(Records)
-------------------------
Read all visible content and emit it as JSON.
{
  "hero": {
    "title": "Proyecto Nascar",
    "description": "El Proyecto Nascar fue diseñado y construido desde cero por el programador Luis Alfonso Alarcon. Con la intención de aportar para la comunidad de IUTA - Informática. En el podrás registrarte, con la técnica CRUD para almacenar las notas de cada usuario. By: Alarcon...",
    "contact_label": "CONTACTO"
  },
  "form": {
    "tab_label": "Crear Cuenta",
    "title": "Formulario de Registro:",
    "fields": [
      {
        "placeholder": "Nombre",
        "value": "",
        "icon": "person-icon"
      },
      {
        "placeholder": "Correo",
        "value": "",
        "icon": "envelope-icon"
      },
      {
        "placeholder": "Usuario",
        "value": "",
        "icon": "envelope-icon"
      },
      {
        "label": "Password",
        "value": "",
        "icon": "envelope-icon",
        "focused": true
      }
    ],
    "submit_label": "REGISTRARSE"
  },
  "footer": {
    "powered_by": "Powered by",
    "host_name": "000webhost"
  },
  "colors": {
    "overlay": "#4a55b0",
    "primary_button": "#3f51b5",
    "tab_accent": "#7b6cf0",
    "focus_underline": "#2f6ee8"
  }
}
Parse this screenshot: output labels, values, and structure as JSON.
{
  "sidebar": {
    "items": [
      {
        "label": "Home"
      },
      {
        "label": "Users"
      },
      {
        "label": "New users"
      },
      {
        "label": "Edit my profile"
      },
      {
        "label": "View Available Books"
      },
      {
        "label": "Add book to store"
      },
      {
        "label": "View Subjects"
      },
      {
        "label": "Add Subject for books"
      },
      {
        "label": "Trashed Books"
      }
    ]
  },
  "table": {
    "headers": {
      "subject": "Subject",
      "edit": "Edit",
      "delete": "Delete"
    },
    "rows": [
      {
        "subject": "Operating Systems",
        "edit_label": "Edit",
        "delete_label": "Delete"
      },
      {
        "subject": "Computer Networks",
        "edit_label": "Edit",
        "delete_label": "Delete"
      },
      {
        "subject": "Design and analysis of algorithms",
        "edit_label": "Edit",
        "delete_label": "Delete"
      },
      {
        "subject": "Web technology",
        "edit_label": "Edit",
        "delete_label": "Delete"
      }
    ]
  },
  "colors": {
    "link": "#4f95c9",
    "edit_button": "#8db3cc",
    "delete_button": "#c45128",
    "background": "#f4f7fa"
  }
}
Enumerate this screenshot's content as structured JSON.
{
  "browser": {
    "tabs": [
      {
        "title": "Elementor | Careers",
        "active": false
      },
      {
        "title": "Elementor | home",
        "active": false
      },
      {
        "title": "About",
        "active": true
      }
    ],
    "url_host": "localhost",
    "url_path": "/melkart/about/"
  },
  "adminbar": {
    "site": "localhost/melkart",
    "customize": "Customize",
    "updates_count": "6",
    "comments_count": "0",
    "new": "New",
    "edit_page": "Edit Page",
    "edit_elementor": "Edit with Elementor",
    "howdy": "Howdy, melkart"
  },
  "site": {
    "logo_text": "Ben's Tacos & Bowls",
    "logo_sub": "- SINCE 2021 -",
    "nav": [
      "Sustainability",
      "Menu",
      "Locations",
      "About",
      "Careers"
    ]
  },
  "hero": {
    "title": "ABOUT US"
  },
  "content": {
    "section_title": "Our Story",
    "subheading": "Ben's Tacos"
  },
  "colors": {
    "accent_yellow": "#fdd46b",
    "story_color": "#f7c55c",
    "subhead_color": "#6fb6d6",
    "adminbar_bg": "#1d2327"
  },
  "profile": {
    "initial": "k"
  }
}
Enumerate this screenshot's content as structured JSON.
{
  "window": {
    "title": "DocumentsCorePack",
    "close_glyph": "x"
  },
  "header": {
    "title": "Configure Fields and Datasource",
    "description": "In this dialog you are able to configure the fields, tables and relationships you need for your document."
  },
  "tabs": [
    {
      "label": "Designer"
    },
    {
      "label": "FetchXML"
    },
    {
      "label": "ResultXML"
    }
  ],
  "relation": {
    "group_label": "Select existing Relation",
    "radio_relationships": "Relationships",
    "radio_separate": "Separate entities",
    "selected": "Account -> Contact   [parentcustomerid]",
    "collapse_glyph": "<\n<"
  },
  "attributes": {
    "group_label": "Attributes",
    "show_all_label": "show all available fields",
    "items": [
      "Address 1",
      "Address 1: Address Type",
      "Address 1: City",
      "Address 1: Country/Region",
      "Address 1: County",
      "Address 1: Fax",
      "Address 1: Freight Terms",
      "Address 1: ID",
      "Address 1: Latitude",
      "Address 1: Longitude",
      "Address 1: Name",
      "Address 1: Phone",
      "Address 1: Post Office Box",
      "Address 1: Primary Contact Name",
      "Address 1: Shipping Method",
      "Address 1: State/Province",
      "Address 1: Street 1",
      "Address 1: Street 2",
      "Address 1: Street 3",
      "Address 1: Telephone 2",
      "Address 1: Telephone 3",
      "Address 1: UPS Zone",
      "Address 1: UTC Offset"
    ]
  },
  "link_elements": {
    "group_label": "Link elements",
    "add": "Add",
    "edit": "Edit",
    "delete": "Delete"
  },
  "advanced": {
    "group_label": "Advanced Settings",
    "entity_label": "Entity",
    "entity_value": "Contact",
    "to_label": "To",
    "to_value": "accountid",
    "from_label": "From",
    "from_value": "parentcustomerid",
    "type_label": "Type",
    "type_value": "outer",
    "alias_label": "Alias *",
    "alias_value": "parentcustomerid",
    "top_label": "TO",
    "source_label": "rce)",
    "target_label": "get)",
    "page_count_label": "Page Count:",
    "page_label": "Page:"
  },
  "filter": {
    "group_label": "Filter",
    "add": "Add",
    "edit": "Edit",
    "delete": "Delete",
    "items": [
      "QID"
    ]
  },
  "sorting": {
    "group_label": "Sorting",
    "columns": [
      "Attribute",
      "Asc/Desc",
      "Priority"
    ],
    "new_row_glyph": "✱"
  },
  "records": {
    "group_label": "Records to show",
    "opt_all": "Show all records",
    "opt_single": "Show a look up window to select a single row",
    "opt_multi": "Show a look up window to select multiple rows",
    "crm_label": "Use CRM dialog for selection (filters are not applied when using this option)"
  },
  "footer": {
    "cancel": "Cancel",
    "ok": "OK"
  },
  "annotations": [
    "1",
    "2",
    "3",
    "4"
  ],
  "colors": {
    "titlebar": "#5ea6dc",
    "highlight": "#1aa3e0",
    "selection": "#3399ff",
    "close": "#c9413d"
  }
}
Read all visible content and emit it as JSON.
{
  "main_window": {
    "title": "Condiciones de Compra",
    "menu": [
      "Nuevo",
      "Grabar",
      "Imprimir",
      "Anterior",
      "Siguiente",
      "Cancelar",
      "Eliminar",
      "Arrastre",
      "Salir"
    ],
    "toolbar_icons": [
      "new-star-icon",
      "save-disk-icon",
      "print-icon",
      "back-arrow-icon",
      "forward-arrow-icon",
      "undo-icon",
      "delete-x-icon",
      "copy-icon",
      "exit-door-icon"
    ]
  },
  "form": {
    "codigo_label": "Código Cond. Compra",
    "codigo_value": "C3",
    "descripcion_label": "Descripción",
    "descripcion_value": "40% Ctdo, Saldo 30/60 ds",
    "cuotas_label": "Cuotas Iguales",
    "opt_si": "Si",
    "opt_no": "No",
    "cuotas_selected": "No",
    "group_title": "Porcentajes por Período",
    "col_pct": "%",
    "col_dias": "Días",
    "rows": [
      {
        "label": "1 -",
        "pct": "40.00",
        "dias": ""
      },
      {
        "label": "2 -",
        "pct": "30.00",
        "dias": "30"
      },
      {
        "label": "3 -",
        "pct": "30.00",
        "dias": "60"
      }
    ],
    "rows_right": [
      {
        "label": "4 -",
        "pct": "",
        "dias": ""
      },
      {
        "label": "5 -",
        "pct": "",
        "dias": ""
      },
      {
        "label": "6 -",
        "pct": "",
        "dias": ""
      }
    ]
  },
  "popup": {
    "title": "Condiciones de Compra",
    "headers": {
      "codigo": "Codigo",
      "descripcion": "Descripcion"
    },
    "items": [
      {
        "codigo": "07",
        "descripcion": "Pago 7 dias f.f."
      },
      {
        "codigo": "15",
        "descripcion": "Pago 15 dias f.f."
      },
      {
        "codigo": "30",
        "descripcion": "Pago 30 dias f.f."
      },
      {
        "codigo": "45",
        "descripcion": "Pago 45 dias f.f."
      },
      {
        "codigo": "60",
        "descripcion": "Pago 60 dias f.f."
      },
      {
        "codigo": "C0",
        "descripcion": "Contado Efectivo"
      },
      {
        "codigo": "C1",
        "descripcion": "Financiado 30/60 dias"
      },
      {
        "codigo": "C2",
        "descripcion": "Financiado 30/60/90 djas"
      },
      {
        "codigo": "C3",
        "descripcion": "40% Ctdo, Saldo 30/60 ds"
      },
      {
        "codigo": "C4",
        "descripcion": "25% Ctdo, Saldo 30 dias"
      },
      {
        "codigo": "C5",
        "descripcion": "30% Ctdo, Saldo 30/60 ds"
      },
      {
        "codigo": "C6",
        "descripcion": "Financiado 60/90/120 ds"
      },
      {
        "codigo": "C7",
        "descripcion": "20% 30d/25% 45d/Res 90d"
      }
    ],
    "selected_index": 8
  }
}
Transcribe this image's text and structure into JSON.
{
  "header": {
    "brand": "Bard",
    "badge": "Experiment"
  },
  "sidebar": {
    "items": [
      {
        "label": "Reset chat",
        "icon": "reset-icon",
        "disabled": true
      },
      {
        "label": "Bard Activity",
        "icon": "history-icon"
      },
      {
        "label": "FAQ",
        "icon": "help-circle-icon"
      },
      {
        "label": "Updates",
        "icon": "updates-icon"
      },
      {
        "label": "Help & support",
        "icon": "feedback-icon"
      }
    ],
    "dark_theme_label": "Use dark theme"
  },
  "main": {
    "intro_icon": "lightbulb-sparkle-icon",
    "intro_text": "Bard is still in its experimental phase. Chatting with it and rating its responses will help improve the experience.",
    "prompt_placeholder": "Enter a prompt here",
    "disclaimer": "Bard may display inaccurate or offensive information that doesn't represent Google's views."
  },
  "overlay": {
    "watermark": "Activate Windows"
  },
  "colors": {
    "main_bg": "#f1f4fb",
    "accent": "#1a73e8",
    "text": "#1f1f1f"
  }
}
-------------------------
### GIVEN INSTRUCTION:
Pick out the lines that include the word "selection" and write them out.

### WRITTEN SOLUTION:
    "crm_label": "Use CRM dialog for selection (filters are not applied when using this option)"
    "selection": "#3399ff",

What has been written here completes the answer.